-- START OF Provided data --

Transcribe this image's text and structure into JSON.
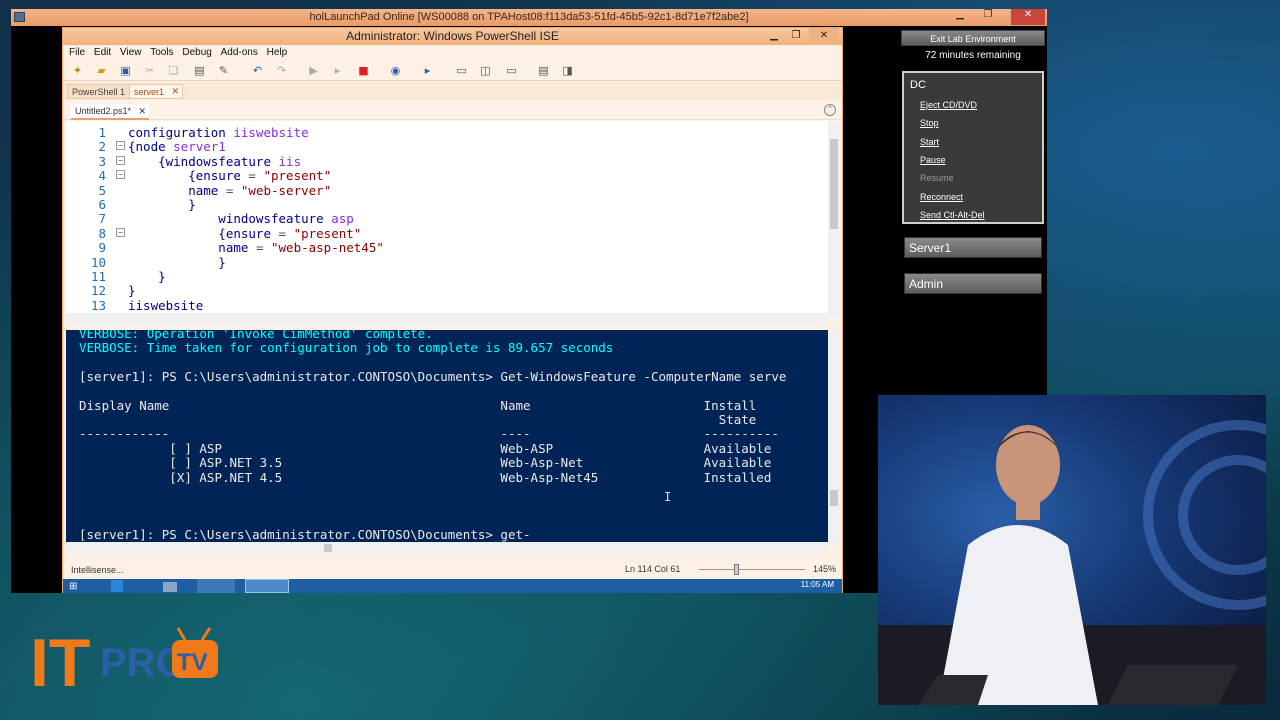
{
  "outer_window": {
    "title": "holLaunchPad Online  [WS00088 on TPAHost08:f113da53-51fd-45b5-92c1-8d71e7f2abe2]"
  },
  "ise": {
    "title": "Administrator: Windows PowerShell ISE",
    "menu": [
      "File",
      "Edit",
      "View",
      "Tools",
      "Debug",
      "Add-ons",
      "Help"
    ],
    "ps_tabs": [
      "PowerShell 1",
      "server1"
    ],
    "file_tab": "Untitled2.ps1*",
    "script_lines": [
      {
        "n": "1",
        "parts": [
          [
            "kw",
            "configuration "
          ],
          [
            "id",
            "iiswebsite"
          ]
        ]
      },
      {
        "n": "2",
        "parts": [
          [
            "kw",
            "{node "
          ],
          [
            "id",
            "server1"
          ]
        ]
      },
      {
        "n": "3",
        "parts": [
          [
            "kw",
            "    {windowsfeature "
          ],
          [
            "id",
            "iis"
          ]
        ]
      },
      {
        "n": "4",
        "parts": [
          [
            "kw",
            "        {ensure "
          ],
          [
            "op",
            "= "
          ],
          [
            "str",
            "\"present\""
          ]
        ]
      },
      {
        "n": "5",
        "parts": [
          [
            "kw",
            "        name "
          ],
          [
            "op",
            "= "
          ],
          [
            "str",
            "\"web-server\""
          ]
        ]
      },
      {
        "n": "6",
        "parts": [
          [
            "kw",
            "        }"
          ]
        ]
      },
      {
        "n": "7",
        "parts": [
          [
            "kw",
            "            windowsfeature "
          ],
          [
            "id",
            "asp"
          ]
        ]
      },
      {
        "n": "8",
        "parts": [
          [
            "kw",
            "            {ensure "
          ],
          [
            "op",
            "= "
          ],
          [
            "str",
            "\"present\""
          ]
        ]
      },
      {
        "n": "9",
        "parts": [
          [
            "kw",
            "            name "
          ],
          [
            "op",
            "= "
          ],
          [
            "str",
            "\"web-asp-net45\""
          ]
        ]
      },
      {
        "n": "10",
        "parts": [
          [
            "kw",
            "            }"
          ]
        ]
      },
      {
        "n": "11",
        "parts": [
          [
            "kw",
            "    }"
          ]
        ]
      },
      {
        "n": "12",
        "parts": [
          [
            "kw",
            "}"
          ]
        ]
      },
      {
        "n": "13",
        "parts": [
          [
            "kw",
            "iiswebsite"
          ]
        ]
      }
    ],
    "console_lines": [
      {
        "cls": "verbose",
        "text": "VERBOSE: Operation 'Invoke CimMethod' complete."
      },
      {
        "cls": "verbose",
        "text": "VERBOSE: Time taken for configuration job to complete is 89.657 seconds"
      },
      {
        "cls": "",
        "text": ""
      },
      {
        "cls": "",
        "text": "[server1]: PS C:\\Users\\administrator.CONTOSO\\Documents> Get-WindowsFeature -ComputerName serve"
      },
      {
        "cls": "",
        "text": ""
      },
      {
        "cls": "",
        "text": "Display Name                                            Name                       Install"
      },
      {
        "cls": "",
        "text": "                                                                                     State"
      },
      {
        "cls": "",
        "text": "------------                                            ----                       ----------"
      },
      {
        "cls": "",
        "text": "            [ ] ASP                                     Web-ASP                    Available"
      },
      {
        "cls": "",
        "text": "            [ ] ASP.NET 3.5                             Web-Asp-Net                Available"
      },
      {
        "cls": "",
        "text": "            [X] ASP.NET 4.5                             Web-Asp-Net45              Installed"
      },
      {
        "cls": "",
        "text": ""
      },
      {
        "cls": "",
        "text": ""
      },
      {
        "cls": "",
        "text": ""
      },
      {
        "cls": "",
        "text": "[server1]: PS C:\\Users\\administrator.CONTOSO\\Documents> get-"
      }
    ],
    "status": {
      "left": "Intellisense...",
      "position": "Ln 114  Col 61",
      "zoom": "145%",
      "zoom_level": 0.35
    },
    "taskbar_time": "11:05 AM"
  },
  "lab_panel": {
    "exit_label": "Exit Lab Environment",
    "time_remaining": "72 minutes remaining",
    "dc": {
      "title": "DC",
      "actions": [
        {
          "label": "Eject CD/DVD",
          "enabled": true
        },
        {
          "label": "Stop",
          "enabled": true
        },
        {
          "label": "Start",
          "enabled": true
        },
        {
          "label": "Pause",
          "enabled": true
        },
        {
          "label": "Resume",
          "enabled": false
        },
        {
          "label": "Reconnect",
          "enabled": true
        },
        {
          "label": "Send Ctl-Alt-Del",
          "enabled": true
        }
      ]
    },
    "vms": [
      "Server1",
      "Admin"
    ]
  },
  "logo": {
    "it": "IT",
    "pro": "PRO",
    "tv": "TV"
  },
  "colors": {
    "console_bg": "#012456",
    "verbose": "#00ffff",
    "logo_orange": "#f07a1a",
    "logo_blue": "#2b5fa8"
  }
}
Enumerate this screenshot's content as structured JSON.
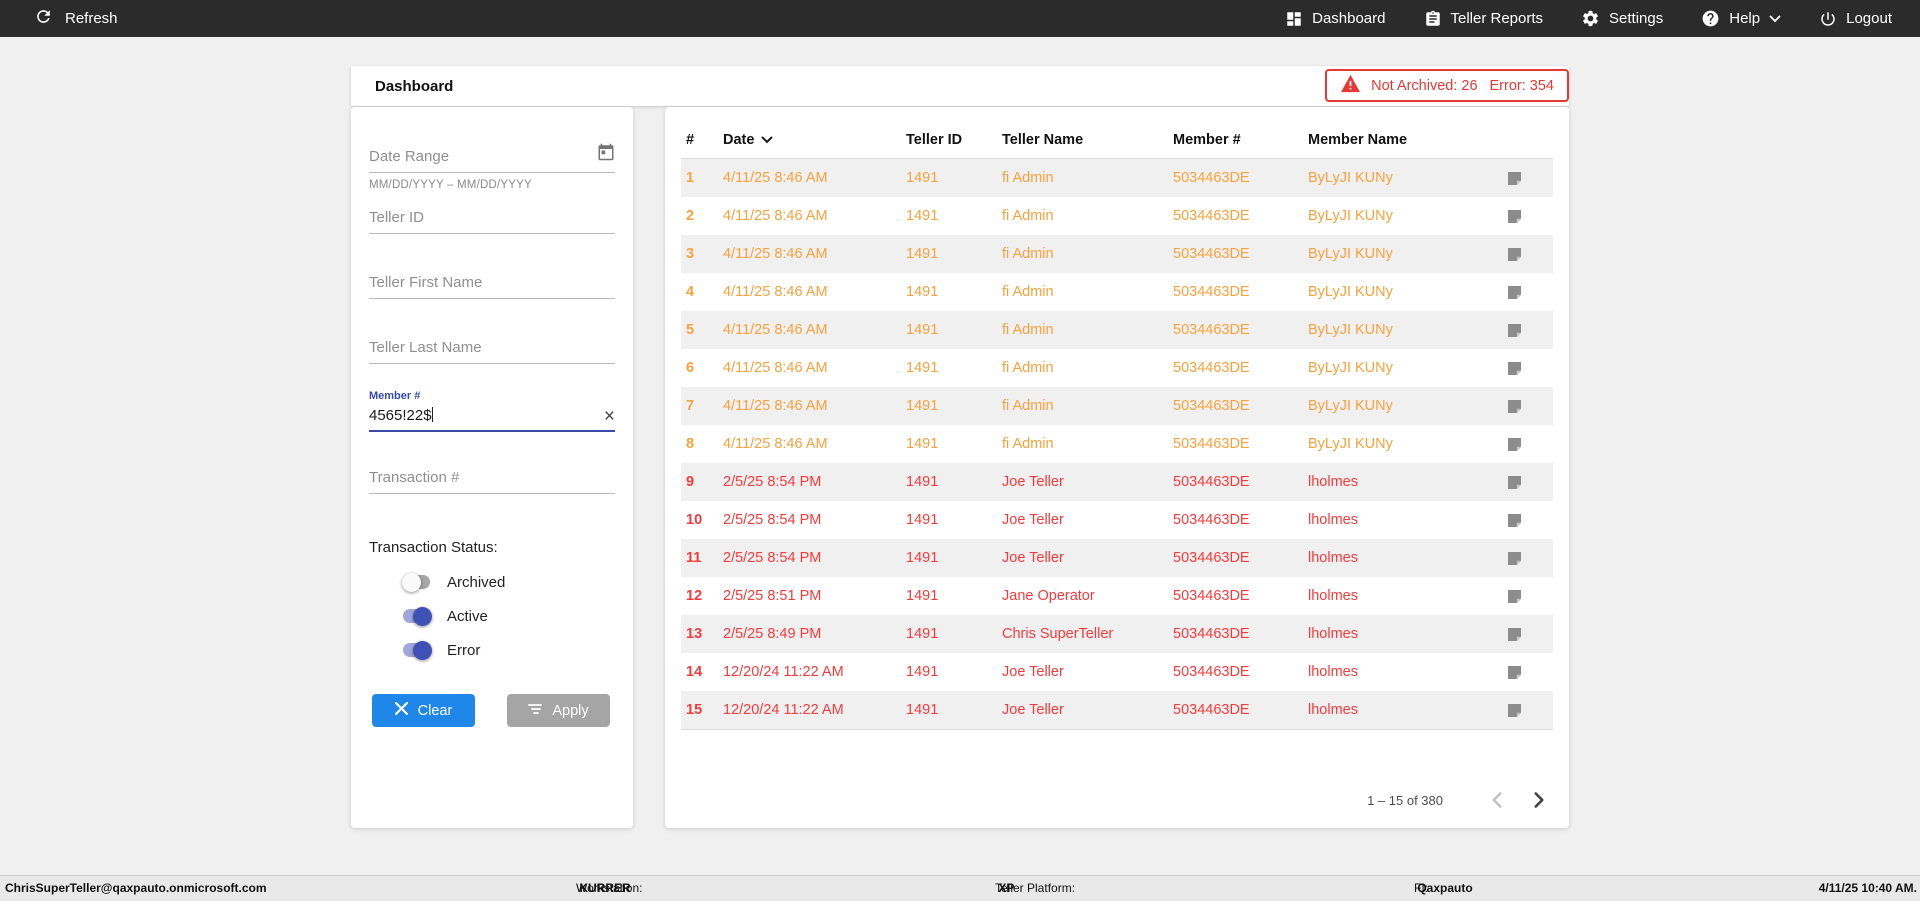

-- END OF Provided data --

**Exercise brief:**
Find every line above that contains the word "PowerShell", and return each one.

**Worked solution:**
    "title": "Administrator: Windows PowerShell ISE",
      "PowerShell 1",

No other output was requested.